§ **Problem description**:
Reproduce all records exactly.

──────── Data for this task

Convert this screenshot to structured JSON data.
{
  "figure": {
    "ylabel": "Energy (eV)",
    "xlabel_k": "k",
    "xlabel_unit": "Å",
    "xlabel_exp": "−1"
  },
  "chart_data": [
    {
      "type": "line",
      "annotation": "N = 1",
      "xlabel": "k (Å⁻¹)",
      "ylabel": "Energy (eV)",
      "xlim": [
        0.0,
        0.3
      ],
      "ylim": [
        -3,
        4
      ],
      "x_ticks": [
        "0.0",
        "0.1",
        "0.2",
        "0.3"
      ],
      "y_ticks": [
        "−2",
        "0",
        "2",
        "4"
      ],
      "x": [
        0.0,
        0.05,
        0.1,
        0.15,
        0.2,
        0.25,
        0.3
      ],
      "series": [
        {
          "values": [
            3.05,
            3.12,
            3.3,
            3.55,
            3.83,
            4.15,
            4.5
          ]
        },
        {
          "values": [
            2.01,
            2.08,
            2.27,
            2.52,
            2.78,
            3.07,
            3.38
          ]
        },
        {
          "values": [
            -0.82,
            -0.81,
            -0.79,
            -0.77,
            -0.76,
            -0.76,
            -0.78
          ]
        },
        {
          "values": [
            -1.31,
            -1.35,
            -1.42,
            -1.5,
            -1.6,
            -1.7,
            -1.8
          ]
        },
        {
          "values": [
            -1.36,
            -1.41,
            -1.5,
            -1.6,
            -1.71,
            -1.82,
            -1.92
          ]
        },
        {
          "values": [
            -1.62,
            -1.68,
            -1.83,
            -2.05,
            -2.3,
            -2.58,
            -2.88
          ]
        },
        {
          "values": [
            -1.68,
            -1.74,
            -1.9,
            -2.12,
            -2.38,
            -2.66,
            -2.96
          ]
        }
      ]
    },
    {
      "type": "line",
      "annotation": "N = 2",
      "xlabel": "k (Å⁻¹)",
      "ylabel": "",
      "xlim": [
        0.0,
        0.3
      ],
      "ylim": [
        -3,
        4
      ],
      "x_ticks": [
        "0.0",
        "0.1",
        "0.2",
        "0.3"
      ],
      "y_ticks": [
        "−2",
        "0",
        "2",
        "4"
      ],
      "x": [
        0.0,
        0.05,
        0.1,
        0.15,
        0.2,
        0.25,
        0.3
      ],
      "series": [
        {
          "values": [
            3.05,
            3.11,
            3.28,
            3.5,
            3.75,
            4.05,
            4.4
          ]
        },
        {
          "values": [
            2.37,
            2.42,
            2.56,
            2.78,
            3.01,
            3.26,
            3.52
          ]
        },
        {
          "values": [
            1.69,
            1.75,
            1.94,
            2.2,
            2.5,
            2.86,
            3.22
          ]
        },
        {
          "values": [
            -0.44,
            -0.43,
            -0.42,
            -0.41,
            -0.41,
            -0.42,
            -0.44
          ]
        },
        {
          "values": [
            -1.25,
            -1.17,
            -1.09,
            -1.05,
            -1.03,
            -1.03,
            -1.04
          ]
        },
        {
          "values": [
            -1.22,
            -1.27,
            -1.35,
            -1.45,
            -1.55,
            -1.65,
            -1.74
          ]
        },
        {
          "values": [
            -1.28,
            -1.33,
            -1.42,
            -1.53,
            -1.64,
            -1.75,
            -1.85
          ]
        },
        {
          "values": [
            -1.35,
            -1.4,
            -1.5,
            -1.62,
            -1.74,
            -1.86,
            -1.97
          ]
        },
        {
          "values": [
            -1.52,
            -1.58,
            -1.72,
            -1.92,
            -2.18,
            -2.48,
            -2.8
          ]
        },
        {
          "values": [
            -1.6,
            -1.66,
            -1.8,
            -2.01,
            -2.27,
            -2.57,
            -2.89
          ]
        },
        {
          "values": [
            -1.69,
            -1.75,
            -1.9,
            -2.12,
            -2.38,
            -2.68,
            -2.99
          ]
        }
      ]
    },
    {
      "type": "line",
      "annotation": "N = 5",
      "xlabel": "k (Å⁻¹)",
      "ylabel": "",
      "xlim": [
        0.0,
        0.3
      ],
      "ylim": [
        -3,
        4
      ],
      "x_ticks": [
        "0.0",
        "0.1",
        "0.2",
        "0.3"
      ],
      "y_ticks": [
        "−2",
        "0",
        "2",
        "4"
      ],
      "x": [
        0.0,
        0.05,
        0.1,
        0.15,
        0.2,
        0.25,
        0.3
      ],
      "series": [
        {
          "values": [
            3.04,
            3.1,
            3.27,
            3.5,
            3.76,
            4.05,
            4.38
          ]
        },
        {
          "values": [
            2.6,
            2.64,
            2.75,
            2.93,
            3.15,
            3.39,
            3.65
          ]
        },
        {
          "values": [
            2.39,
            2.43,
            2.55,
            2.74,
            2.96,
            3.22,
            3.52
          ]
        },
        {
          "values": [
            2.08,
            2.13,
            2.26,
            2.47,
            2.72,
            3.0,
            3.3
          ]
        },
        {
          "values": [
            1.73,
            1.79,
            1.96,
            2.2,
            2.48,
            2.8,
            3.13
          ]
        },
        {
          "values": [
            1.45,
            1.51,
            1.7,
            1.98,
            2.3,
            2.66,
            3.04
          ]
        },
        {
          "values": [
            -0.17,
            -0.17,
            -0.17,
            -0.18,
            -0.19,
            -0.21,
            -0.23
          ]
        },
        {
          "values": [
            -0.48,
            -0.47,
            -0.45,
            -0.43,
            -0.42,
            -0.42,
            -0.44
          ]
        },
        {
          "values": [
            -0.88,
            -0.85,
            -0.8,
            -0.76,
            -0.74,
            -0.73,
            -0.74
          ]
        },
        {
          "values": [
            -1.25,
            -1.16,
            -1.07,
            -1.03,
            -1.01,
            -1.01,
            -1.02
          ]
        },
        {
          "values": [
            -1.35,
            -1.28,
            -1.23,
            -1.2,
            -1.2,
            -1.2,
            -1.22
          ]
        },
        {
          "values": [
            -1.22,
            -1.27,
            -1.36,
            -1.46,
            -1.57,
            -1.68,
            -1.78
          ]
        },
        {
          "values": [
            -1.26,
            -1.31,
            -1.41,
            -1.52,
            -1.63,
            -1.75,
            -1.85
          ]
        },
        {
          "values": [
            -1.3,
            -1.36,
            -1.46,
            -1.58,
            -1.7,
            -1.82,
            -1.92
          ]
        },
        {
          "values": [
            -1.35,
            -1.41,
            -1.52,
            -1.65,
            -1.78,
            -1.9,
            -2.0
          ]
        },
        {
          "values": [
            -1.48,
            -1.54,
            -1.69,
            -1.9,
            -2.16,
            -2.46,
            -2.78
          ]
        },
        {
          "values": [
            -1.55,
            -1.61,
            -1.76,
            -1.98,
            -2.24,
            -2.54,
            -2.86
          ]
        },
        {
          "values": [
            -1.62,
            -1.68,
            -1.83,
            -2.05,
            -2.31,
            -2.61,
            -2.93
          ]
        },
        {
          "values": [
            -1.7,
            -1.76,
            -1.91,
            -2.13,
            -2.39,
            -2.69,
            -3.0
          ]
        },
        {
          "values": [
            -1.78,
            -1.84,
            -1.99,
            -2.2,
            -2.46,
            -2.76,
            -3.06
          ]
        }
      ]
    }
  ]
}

────────────────

§ **Answer below**:
Convert this screenshot to structured JSON data.
{
  "figure": {
    "ylabel": "Energy (eV)",
    "xlabel_k": "k",
    "xlabel_unit": "Å",
    "xlabel_exp": "−1"
  },
  "chart_data": [
    {
      "type": "line",
      "annotation": "N = 1",
      "xlabel": "k (Å⁻¹)",
      "ylabel": "Energy (eV)",
      "xlim": [
        0.0,
        0.3
      ],
      "ylim": [
        -3,
        4
      ],
      "x_ticks": [
        "0.0",
        "0.1",
        "0.2",
        "0.3"
      ],
      "y_ticks": [
        "−2",
        "0",
        "2",
        "4"
      ],
      "x": [
        0.0,
        0.05,
        0.1,
        0.15,
        0.2,
        0.25,
        0.3
      ],
      "series": [
        {
          "values": [
            3.05,
            3.12,
            3.3,
            3.55,
            3.83,
            4.15,
            4.5
          ]
        },
        {
          "values": [
            2.01,
            2.08,
            2.27,
            2.52,
            2.78,
            3.07,
            3.38
          ]
        },
        {
          "values": [
            -0.82,
            -0.81,
            -0.79,
            -0.77,
            -0.76,
            -0.76,
            -0.78
          ]
        },
        {
          "values": [
            -1.31,
            -1.35,
            -1.42,
            -1.5,
            -1.6,
            -1.7,
            -1.8
          ]
        },
        {
          "values": [
            -1.36,
            -1.41,
            -1.5,
            -1.6,
            -1.71,
            -1.82,
            -1.92
          ]
        },
        {
          "values": [
            -1.62,
            -1.68,
            -1.83,
            -2.05,
            -2.3,
            -2.58,
            -2.88
          ]
        },
        {
          "values": [
            -1.68,
            -1.74,
            -1.9,
            -2.12,
            -2.38,
            -2.66,
            -2.96
          ]
        }
      ]
    },
    {
      "type": "line",
      "annotation": "N = 2",
      "xlabel": "k (Å⁻¹)",
      "ylabel": "",
      "xlim": [
        0.0,
        0.3
      ],
      "ylim": [
        -3,
        4
      ],
      "x_ticks": [
        "0.0",
        "0.1",
        "0.2",
        "0.3"
      ],
      "y_ticks": [
        "−2",
        "0",
        "2",
        "4"
      ],
      "x": [
        0.0,
        0.05,
        0.1,
        0.15,
        0.2,
        0.25,
        0.3
      ],
      "series": [
        {
          "values": [
            3.05,
            3.11,
            3.28,
            3.5,
            3.75,
            4.05,
            4.4
          ]
        },
        {
          "values": [
            2.37,
            2.42,
            2.56,
            2.78,
            3.01,
            3.26,
            3.52
          ]
        },
        {
          "values": [
            1.69,
            1.75,
            1.94,
            2.2,
            2.5,
            2.86,
            3.22
          ]
        },
        {
          "values": [
            -0.44,
            -0.43,
            -0.42,
            -0.41,
            -0.41,
            -0.42,
            -0.44
          ]
        },
        {
          "values": [
            -1.25,
            -1.17,
            -1.09,
            -1.05,
            -1.03,
            -1.03,
            -1.04
          ]
        },
        {
          "values": [
            -1.22,
            -1.27,
            -1.35,
            -1.45,
            -1.55,
            -1.65,
            -1.74
          ]
        },
        {
          "values": [
            -1.28,
            -1.33,
            -1.42,
            -1.53,
            -1.64,
            -1.75,
            -1.85
          ]
        },
        {
          "values": [
            -1.35,
            -1.4,
            -1.5,
            -1.62,
            -1.74,
            -1.86,
            -1.97
          ]
        },
        {
          "values": [
            -1.52,
            -1.58,
            -1.72,
            -1.92,
            -2.18,
            -2.48,
            -2.8
          ]
        },
        {
          "values": [
            -1.6,
            -1.66,
            -1.8,
            -2.01,
            -2.27,
            -2.57,
            -2.89
          ]
        },
        {
          "values": [
            -1.69,
            -1.75,
            -1.9,
            -2.12,
            -2.38,
            -2.68,
            -2.99
          ]
        }
      ]
    },
    {
      "type": "line",
      "annotation": "N = 5",
      "xlabel": "k (Å⁻¹)",
      "ylabel": "",
      "xlim": [
        0.0,
        0.3
      ],
      "ylim": [
        -3,
        4
      ],
      "x_ticks": [
        "0.0",
        "0.1",
        "0.2",
        "0.3"
      ],
      "y_ticks": [
        "−2",
        "0",
        "2",
        "4"
      ],
      "x": [
        0.0,
        0.05,
        0.1,
        0.15,
        0.2,
        0.25,
        0.3
      ],
      "series": [
        {
          "values": [
            3.04,
            3.1,
            3.27,
            3.5,
            3.76,
            4.05,
            4.38
          ]
        },
        {
          "values": [
            2.6,
            2.64,
            2.75,
            2.93,
            3.15,
            3.39,
            3.65
          ]
        },
        {
          "values": [
            2.39,
            2.43,
            2.55,
            2.74,
            2.96,
            3.22,
            3.52
          ]
        },
        {
          "values": [
            2.08,
            2.13,
            2.26,
            2.47,
            2.72,
            3.0,
            3.3
          ]
        },
        {
          "values": [
            1.73,
            1.79,
            1.96,
            2.2,
            2.48,
            2.8,
            3.13
          ]
        },
        {
          "values": [
            1.45,
            1.51,
            1.7,
            1.98,
            2.3,
            2.66,
            3.04
          ]
        },
        {
          "values": [
            -0.17,
            -0.17,
            -0.17,
            -0.18,
            -0.19,
            -0.21,
            -0.23
          ]
        },
        {
          "values": [
            -0.48,
            -0.47,
            -0.45,
            -0.43,
            -0.42,
            -0.42,
            -0.44
          ]
        },
        {
          "values": [
            -0.88,
            -0.85,
            -0.8,
            -0.76,
            -0.74,
            -0.73,
            -0.74
          ]
        },
        {
          "values": [
            -1.25,
            -1.16,
            -1.07,
            -1.03,
            -1.01,
            -1.01,
            -1.02
          ]
        },
        {
          "values": [
            -1.35,
            -1.28,
            -1.23,
            -1.2,
            -1.2,
            -1.2,
            -1.22
          ]
        },
        {
          "values": [
            -1.22,
            -1.27,
            -1.36,
            -1.46,
            -1.57,
            -1.68,
            -1.78
          ]
        },
        {
          "values": [
            -1.26,
            -1.31,
            -1.41,
            -1.52,
            -1.63,
            -1.75,
            -1.85
          ]
        },
        {
          "values": [
            -1.3,
            -1.36,
            -1.46,
            -1.58,
            -1.7,
            -1.82,
            -1.92
          ]
        },
        {
          "values": [
            -1.35,
            -1.41,
            -1.52,
            -1.65,
            -1.78,
            -1.9,
            -2.0
          ]
        },
        {
          "values": [
            -1.48,
            -1.54,
            -1.69,
            -1.9,
            -2.16,
            -2.46,
            -2.78
          ]
        },
        {
          "values": [
            -1.55,
            -1.61,
            -1.76,
            -1.98,
            -2.24,
            -2.54,
            -2.86
          ]
        },
        {
          "values": [
            -1.62,
            -1.68,
            -1.83,
            -2.05,
            -2.31,
            -2.61,
            -2.93
          ]
        },
        {
          "values": [
            -1.7,
            -1.76,
            -1.91,
            -2.13,
            -2.39,
            -2.69,
            -3.0
          ]
        },
        {
          "values": [
            -1.78,
            -1.84,
            -1.99,
            -2.2,
            -2.46,
            -2.76,
            -3.06
          ]
        }
      ]
    }
  ]
}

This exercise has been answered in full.